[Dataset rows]
# # #
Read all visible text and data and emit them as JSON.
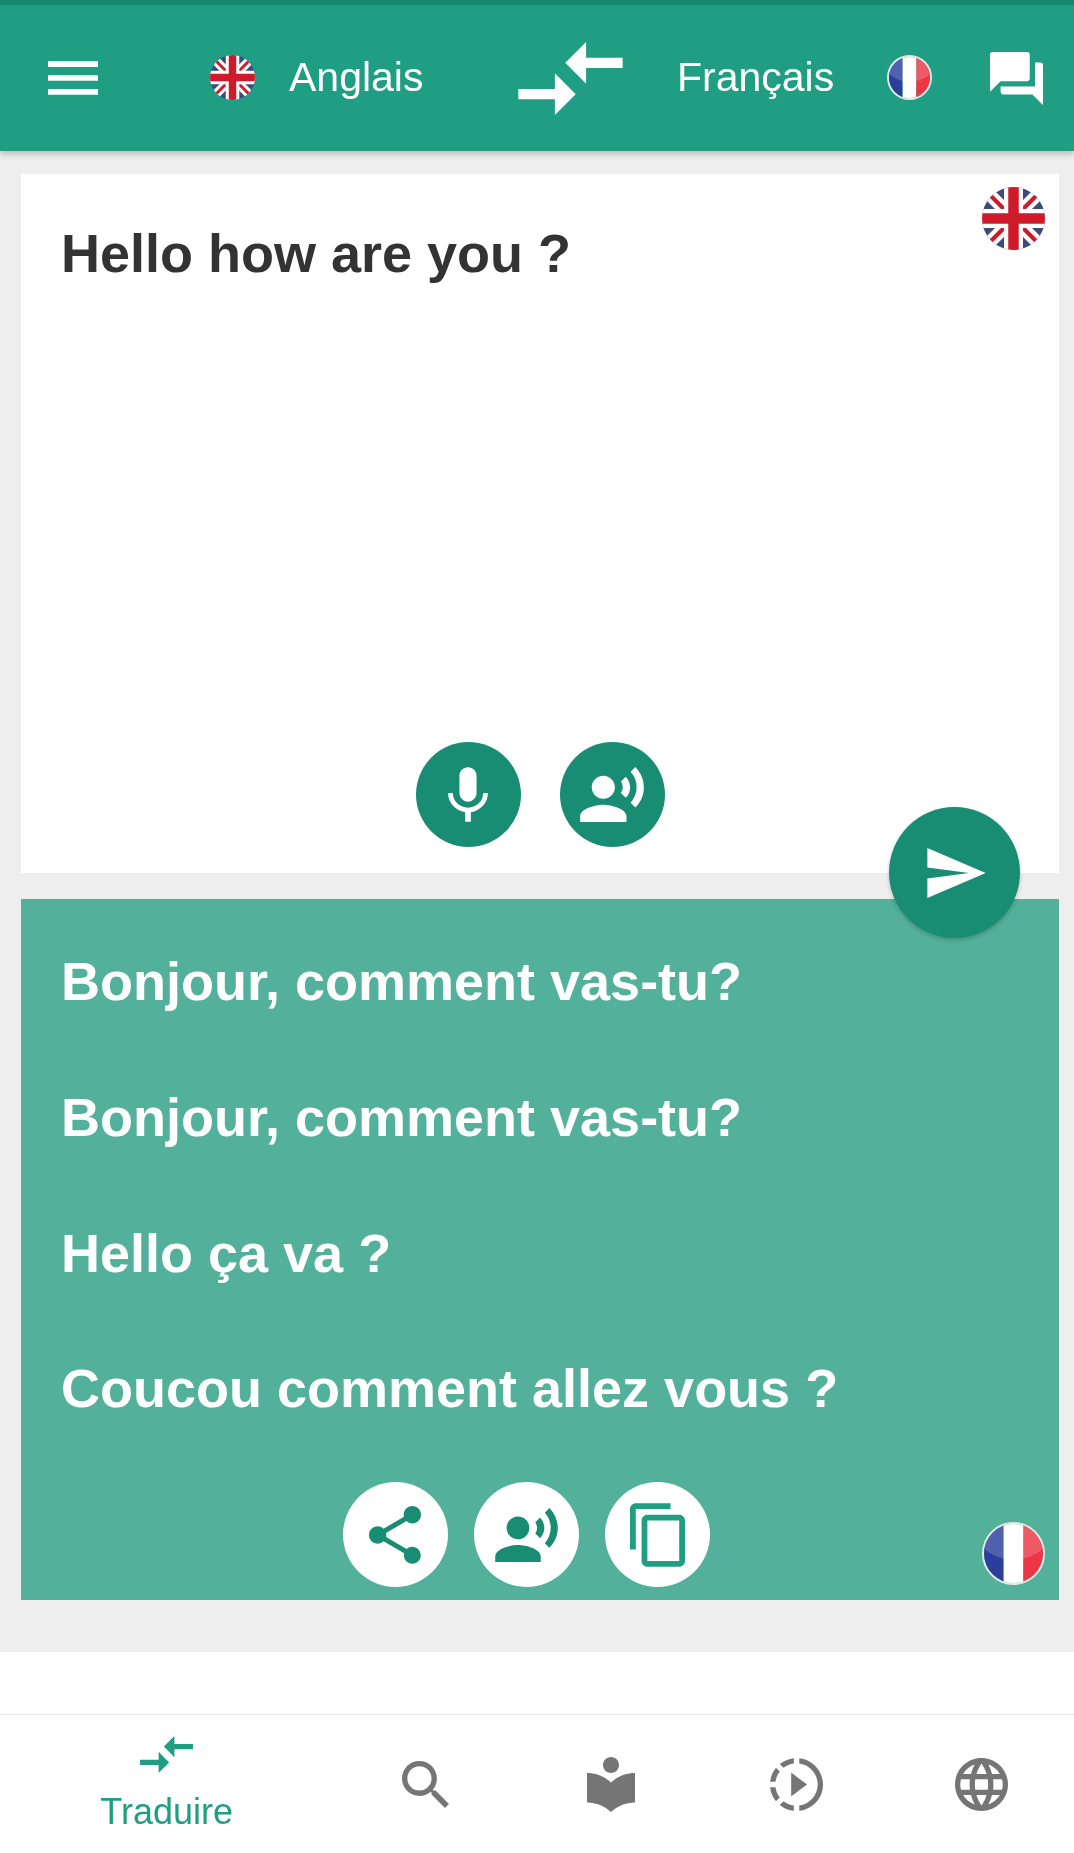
{
  "top_bar": {
    "source_language": {
      "name": "Anglais"
    },
    "target_language": {
      "name": "Français"
    }
  },
  "source_panel": {
    "value": "Hello how are you ?"
  },
  "translation_panel": {
    "results": [
      "Bonjour, comment vas-tu?",
      "Bonjour, comment vas-tu?",
      "Hello ça va ?",
      "Coucou comment allez vous ?"
    ]
  },
  "bottom_nav": {
    "items": [
      {
        "label": "Traduire",
        "selected": true
      },
      {
        "selected": false
      },
      {
        "selected": false
      },
      {
        "selected": false
      },
      {
        "selected": false
      }
    ]
  }
}
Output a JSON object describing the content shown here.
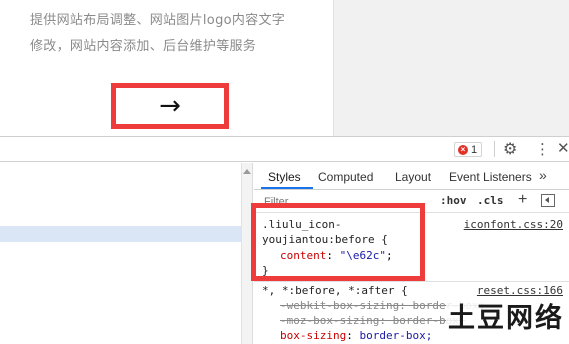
{
  "page": {
    "desc_line1": "提供网站布局调整、网站图片logo内容文字",
    "desc_line2": "修改，网站内容添加、后台维护等服务",
    "arrow_glyph": "→"
  },
  "devtools": {
    "error_count": "1",
    "error_icon": "x-circle-icon",
    "settings_icon": "gear-icon",
    "more_icon": "kebab-menu-icon",
    "close_icon": "close-icon",
    "tabs": [
      {
        "label": "Styles",
        "active": true
      },
      {
        "label": "Computed",
        "active": false
      },
      {
        "label": "Layout",
        "active": false
      },
      {
        "label": "Event Listeners",
        "active": false
      }
    ],
    "tabs_overflow": "»",
    "filter_placeholder": "Filter",
    "hov_label": ":hov",
    "cls_label": ".cls",
    "plus_label": "+",
    "rules": [
      {
        "selector_line1": ".liulu_icon-",
        "selector_line2": "youjiantou:before {",
        "source": "iconfont.css:20",
        "property": "content",
        "value": "\"\\e62c\"",
        "close": "}"
      },
      {
        "selector": "*, *:before, *:after {",
        "source": "reset.css:166",
        "strikethrough_lines": [
          "-webkit-box-sizing: border-box;",
          "-moz-box-sizing: border-box;"
        ],
        "property": "box-sizing",
        "value": "border-box;"
      }
    ]
  },
  "watermark": "土豆网络",
  "colors": {
    "highlight_border": "#ee3b3b",
    "tab_accent": "#1a73e8",
    "property_name": "#c80000",
    "property_value": "#1a1aa6",
    "selected_row": "#dae6f6"
  }
}
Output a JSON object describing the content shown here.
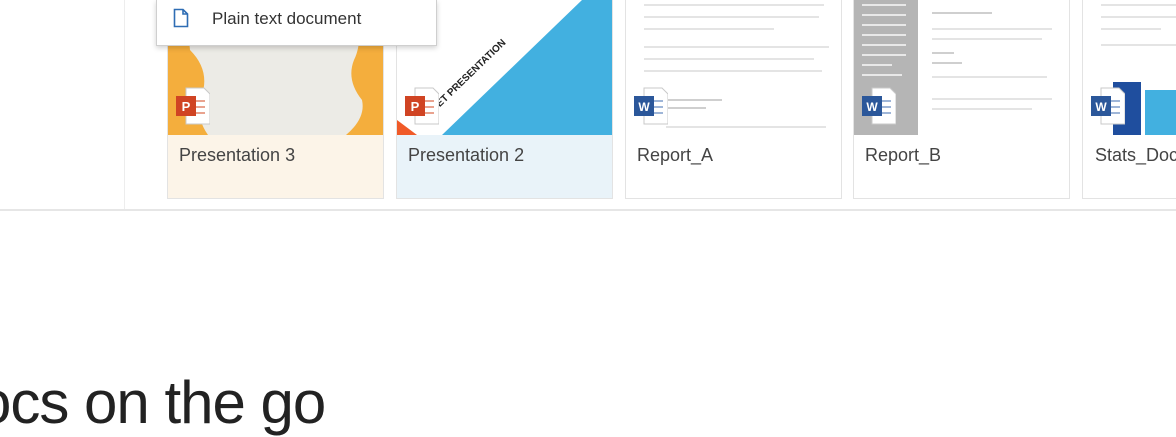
{
  "menu": {
    "items": [
      {
        "label": "Plain text document",
        "icon": "document-outline-icon"
      }
    ]
  },
  "files": [
    {
      "name": "Presentation 3",
      "type": "powerpoint",
      "icon": "powerpoint-file-icon"
    },
    {
      "name": "Presentation 2",
      "type": "powerpoint",
      "icon": "powerpoint-file-icon",
      "thumb_text": "SET PRESENTATION"
    },
    {
      "name": "Report_A",
      "type": "word",
      "icon": "word-file-icon"
    },
    {
      "name": "Report_B",
      "type": "word",
      "icon": "word-file-icon"
    },
    {
      "name": "Stats_Doc",
      "type": "word",
      "icon": "word-file-icon"
    }
  ],
  "tagline": "ocs on the go",
  "colors": {
    "powerpoint": "#d04423",
    "word": "#2b579a",
    "accent_blue": "#2e6db4",
    "orange": "#f4ae3d",
    "sky": "#42b0e0"
  }
}
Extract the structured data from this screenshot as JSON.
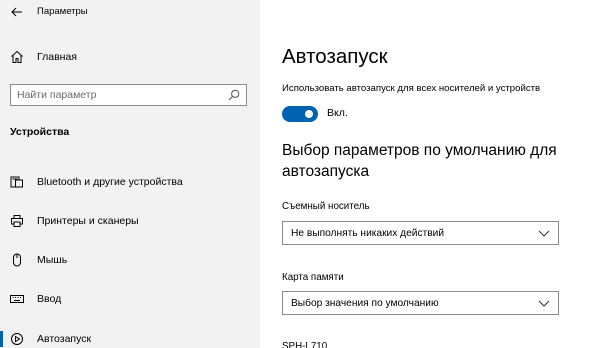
{
  "window": {
    "title": "Параметры"
  },
  "nav": {
    "home_label": "Главная",
    "search": {
      "placeholder": "Найти параметр",
      "value": ""
    },
    "section_title": "Устройства",
    "items": [
      {
        "label": "Bluetooth и другие устройства",
        "icon": "bluetooth-devices-icon",
        "selected": false
      },
      {
        "label": "Принтеры и сканеры",
        "icon": "printer-icon",
        "selected": false
      },
      {
        "label": "Мышь",
        "icon": "mouse-icon",
        "selected": false
      },
      {
        "label": "Ввод",
        "icon": "keyboard-icon",
        "selected": false
      },
      {
        "label": "Автозапуск",
        "icon": "autoplay-icon",
        "selected": true
      }
    ]
  },
  "main": {
    "title": "Автозапуск",
    "toggle": {
      "description": "Использовать автозапуск для всех носителей и устройств",
      "state_label": "Вкл.",
      "on": true
    },
    "defaults_heading": "Выбор параметров по умолчанию для автозапуска",
    "removable": {
      "label": "Съемный носитель",
      "selected": "Не выполнять никаких действий"
    },
    "memory_card": {
      "label": "Карта памяти",
      "selected": "Выбор значения по умолчанию"
    },
    "device_label": "SPH-L710"
  },
  "colors": {
    "accent": "#0063b1",
    "nav_background": "#f2f2f2",
    "content_background": "#ffffff",
    "border": "#8a8a8a"
  }
}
# # #
- [EXERCISE INSTRUCTIONS]
Reproduce the material above verbatim; omit every picture.

- [RESPONSE BELOW]
Read all visible text and data and emit them as JSON.
{
  "top_bar": {
    "source_language": {
      "name": "Anglais"
    },
    "target_language": {
      "name": "Français"
    }
  },
  "source_panel": {
    "value": "Hello how are you ?"
  },
  "translation_panel": {
    "results": [
      "Bonjour, comment vas-tu?",
      "Bonjour, comment vas-tu?",
      "Hello ça va ?",
      "Coucou comment allez vous ?"
    ]
  },
  "bottom_nav": {
    "items": [
      {
        "label": "Traduire",
        "selected": true
      },
      {
        "selected": false
      },
      {
        "selected": false
      },
      {
        "selected": false
      },
      {
        "selected": false
      }
    ]
  }
}
Output a JSON object describing the content shown here.
{
  "page": {
    "desc_line1": "提供网站布局调整、网站图片logo内容文字",
    "desc_line2": "修改，网站内容添加、后台维护等服务",
    "arrow_glyph": "→"
  },
  "devtools": {
    "error_count": "1",
    "error_icon": "x-circle-icon",
    "settings_icon": "gear-icon",
    "more_icon": "kebab-menu-icon",
    "close_icon": "close-icon",
    "tabs": [
      {
        "label": "Styles",
        "active": true
      },
      {
        "label": "Computed",
        "active": false
      },
      {
        "label": "Layout",
        "active": false
      },
      {
        "label": "Event Listeners",
        "active": false
      }
    ],
    "tabs_overflow": "»",
    "filter_placeholder": "Filter",
    "hov_label": ":hov",
    "cls_label": ".cls",
    "plus_label": "+",
    "rules": [
      {
        "selector_line1": ".liulu_icon-",
        "selector_line2": "youjiantou:before {",
        "source": "iconfont.css:20",
        "property": "content",
        "value": "\"\\e62c\"",
        "close": "}"
      },
      {
        "selector": "*, *:before, *:after {",
        "source": "reset.css:166",
        "strikethrough_lines": [
          "-webkit-box-sizing: border-box;",
          "-moz-box-sizing: border-box;"
        ],
        "property": "box-sizing",
        "value": "border-box;"
      }
    ]
  },
  "watermark": "土豆网络",
  "colors": {
    "highlight_border": "#ee3b3b",
    "tab_accent": "#1a73e8",
    "property_name": "#c80000",
    "property_value": "#1a1aa6",
    "selected_row": "#dae6f6"
  }
}
Output a JSON object describing the content shown here.
{
  "menu": {
    "items": [
      {
        "label": "Plain text document",
        "icon": "document-outline-icon"
      }
    ]
  },
  "files": [
    {
      "name": "Presentation 3",
      "type": "powerpoint",
      "icon": "powerpoint-file-icon"
    },
    {
      "name": "Presentation 2",
      "type": "powerpoint",
      "icon": "powerpoint-file-icon",
      "thumb_text": "SET PRESENTATION"
    },
    {
      "name": "Report_A",
      "type": "word",
      "icon": "word-file-icon"
    },
    {
      "name": "Report_B",
      "type": "word",
      "icon": "word-file-icon"
    },
    {
      "name": "Stats_Doc",
      "type": "word",
      "icon": "word-file-icon"
    }
  ],
  "tagline": "ocs on the go",
  "colors": {
    "powerpoint": "#d04423",
    "word": "#2b579a",
    "accent_blue": "#2e6db4",
    "orange": "#f4ae3d",
    "sky": "#42b0e0"
  }
}
Extract the structured data from this screenshot as JSON.
{
  "window": {
    "title": "Параметры"
  },
  "nav": {
    "home_label": "Главная",
    "search": {
      "placeholder": "Найти параметр",
      "value": ""
    },
    "section_title": "Устройства",
    "items": [
      {
        "label": "Bluetooth и другие устройства",
        "icon": "bluetooth-devices-icon",
        "selected": false
      },
      {
        "label": "Принтеры и сканеры",
        "icon": "printer-icon",
        "selected": false
      },
      {
        "label": "Мышь",
        "icon": "mouse-icon",
        "selected": false
      },
      {
        "label": "Ввод",
        "icon": "keyboard-icon",
        "selected": false
      },
      {
        "label": "Автозапуск",
        "icon": "autoplay-icon",
        "selected": true
      }
    ]
  },
  "main": {
    "title": "Автозапуск",
    "toggle": {
      "description": "Использовать автозапуск для всех носителей и устройств",
      "state_label": "Вкл.",
      "on": true
    },
    "defaults_heading": "Выбор параметров по умолчанию для автозапуска",
    "removable": {
      "label": "Съемный носитель",
      "selected": "Не выполнять никаких действий"
    },
    "memory_card": {
      "label": "Карта памяти",
      "selected": "Выбор значения по умолчанию"
    },
    "device_label": "SPH-L710"
  },
  "colors": {
    "accent": "#0063b1",
    "nav_background": "#f2f2f2",
    "content_background": "#ffffff",
    "border": "#8a8a8a"
  }
}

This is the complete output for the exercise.